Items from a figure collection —
+ + + + + + +
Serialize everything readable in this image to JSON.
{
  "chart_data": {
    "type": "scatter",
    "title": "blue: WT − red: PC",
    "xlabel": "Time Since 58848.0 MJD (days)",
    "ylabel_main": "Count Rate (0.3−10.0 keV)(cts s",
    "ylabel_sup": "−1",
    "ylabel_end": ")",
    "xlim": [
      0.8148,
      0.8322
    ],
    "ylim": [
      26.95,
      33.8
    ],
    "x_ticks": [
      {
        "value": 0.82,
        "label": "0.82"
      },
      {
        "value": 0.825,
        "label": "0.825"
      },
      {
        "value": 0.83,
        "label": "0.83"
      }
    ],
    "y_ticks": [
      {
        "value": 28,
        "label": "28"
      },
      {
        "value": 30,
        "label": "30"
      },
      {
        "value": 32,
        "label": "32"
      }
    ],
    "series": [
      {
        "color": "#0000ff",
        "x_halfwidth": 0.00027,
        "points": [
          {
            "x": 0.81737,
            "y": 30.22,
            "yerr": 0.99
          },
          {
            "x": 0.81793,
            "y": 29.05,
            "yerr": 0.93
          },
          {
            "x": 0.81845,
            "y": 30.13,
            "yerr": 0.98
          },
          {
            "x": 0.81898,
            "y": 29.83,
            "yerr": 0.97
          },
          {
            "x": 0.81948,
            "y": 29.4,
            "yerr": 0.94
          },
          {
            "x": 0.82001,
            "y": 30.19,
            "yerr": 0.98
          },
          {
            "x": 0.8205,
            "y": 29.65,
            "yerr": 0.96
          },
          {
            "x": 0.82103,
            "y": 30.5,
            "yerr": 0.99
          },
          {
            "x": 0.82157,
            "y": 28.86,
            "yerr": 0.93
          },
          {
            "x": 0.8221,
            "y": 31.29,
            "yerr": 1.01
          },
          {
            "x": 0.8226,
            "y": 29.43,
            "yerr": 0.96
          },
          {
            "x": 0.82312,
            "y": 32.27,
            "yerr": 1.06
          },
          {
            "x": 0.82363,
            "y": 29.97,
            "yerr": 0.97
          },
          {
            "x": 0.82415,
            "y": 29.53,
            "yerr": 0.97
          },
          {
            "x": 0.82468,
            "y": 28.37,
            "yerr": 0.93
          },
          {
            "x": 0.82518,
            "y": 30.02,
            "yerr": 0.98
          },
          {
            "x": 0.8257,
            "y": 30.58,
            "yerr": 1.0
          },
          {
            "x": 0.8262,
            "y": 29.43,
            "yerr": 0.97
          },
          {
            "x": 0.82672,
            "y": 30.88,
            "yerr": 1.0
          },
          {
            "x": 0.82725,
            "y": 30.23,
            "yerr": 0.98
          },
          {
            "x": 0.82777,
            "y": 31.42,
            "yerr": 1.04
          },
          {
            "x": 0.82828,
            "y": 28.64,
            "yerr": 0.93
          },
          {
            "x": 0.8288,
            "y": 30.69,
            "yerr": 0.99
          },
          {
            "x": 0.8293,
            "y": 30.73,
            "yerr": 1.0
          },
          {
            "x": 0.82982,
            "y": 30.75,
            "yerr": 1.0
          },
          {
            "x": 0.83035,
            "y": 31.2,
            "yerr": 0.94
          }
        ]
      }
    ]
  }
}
+ + + + + + +
WHAT YOU ARE ASKED TO DO —
Faithfully copy every entry, leaving nothing out.

RIGHT ANSWER —
Serialize everything readable in this image to JSON.
{
  "chart_data": {
    "type": "scatter",
    "title": "blue: WT − red: PC",
    "xlabel": "Time Since 58848.0 MJD (days)",
    "ylabel_main": "Count Rate (0.3−10.0 keV)(cts s",
    "ylabel_sup": "−1",
    "ylabel_end": ")",
    "xlim": [
      0.8148,
      0.8322
    ],
    "ylim": [
      26.95,
      33.8
    ],
    "x_ticks": [
      {
        "value": 0.82,
        "label": "0.82"
      },
      {
        "value": 0.825,
        "label": "0.825"
      },
      {
        "value": 0.83,
        "label": "0.83"
      }
    ],
    "y_ticks": [
      {
        "value": 28,
        "label": "28"
      },
      {
        "value": 30,
        "label": "30"
      },
      {
        "value": 32,
        "label": "32"
      }
    ],
    "series": [
      {
        "color": "#0000ff",
        "x_halfwidth": 0.00027,
        "points": [
          {
            "x": 0.81737,
            "y": 30.22,
            "yerr": 0.99
          },
          {
            "x": 0.81793,
            "y": 29.05,
            "yerr": 0.93
          },
          {
            "x": 0.81845,
            "y": 30.13,
            "yerr": 0.98
          },
          {
            "x": 0.81898,
            "y": 29.83,
            "yerr": 0.97
          },
          {
            "x": 0.81948,
            "y": 29.4,
            "yerr": 0.94
          },
          {
            "x": 0.82001,
            "y": 30.19,
            "yerr": 0.98
          },
          {
            "x": 0.8205,
            "y": 29.65,
            "yerr": 0.96
          },
          {
            "x": 0.82103,
            "y": 30.5,
            "yerr": 0.99
          },
          {
            "x": 0.82157,
            "y": 28.86,
            "yerr": 0.93
          },
          {
            "x": 0.8221,
            "y": 31.29,
            "yerr": 1.01
          },
          {
            "x": 0.8226,
            "y": 29.43,
            "yerr": 0.96
          },
          {
            "x": 0.82312,
            "y": 32.27,
            "yerr": 1.06
          },
          {
            "x": 0.82363,
            "y": 29.97,
            "yerr": 0.97
          },
          {
            "x": 0.82415,
            "y": 29.53,
            "yerr": 0.97
          },
          {
            "x": 0.82468,
            "y": 28.37,
            "yerr": 0.93
          },
          {
            "x": 0.82518,
            "y": 30.02,
            "yerr": 0.98
          },
          {
            "x": 0.8257,
            "y": 30.58,
            "yerr": 1.0
          },
          {
            "x": 0.8262,
            "y": 29.43,
            "yerr": 0.97
          },
          {
            "x": 0.82672,
            "y": 30.88,
            "yerr": 1.0
          },
          {
            "x": 0.82725,
            "y": 30.23,
            "yerr": 0.98
          },
          {
            "x": 0.82777,
            "y": 31.42,
            "yerr": 1.04
          },
          {
            "x": 0.82828,
            "y": 28.64,
            "yerr": 0.93
          },
          {
            "x": 0.8288,
            "y": 30.69,
            "yerr": 0.99
          },
          {
            "x": 0.8293,
            "y": 30.73,
            "yerr": 1.0
          },
          {
            "x": 0.82982,
            "y": 30.75,
            "yerr": 1.0
          },
          {
            "x": 0.83035,
            "y": 31.2,
            "yerr": 0.94
          }
        ]
      }
    ]
  }
}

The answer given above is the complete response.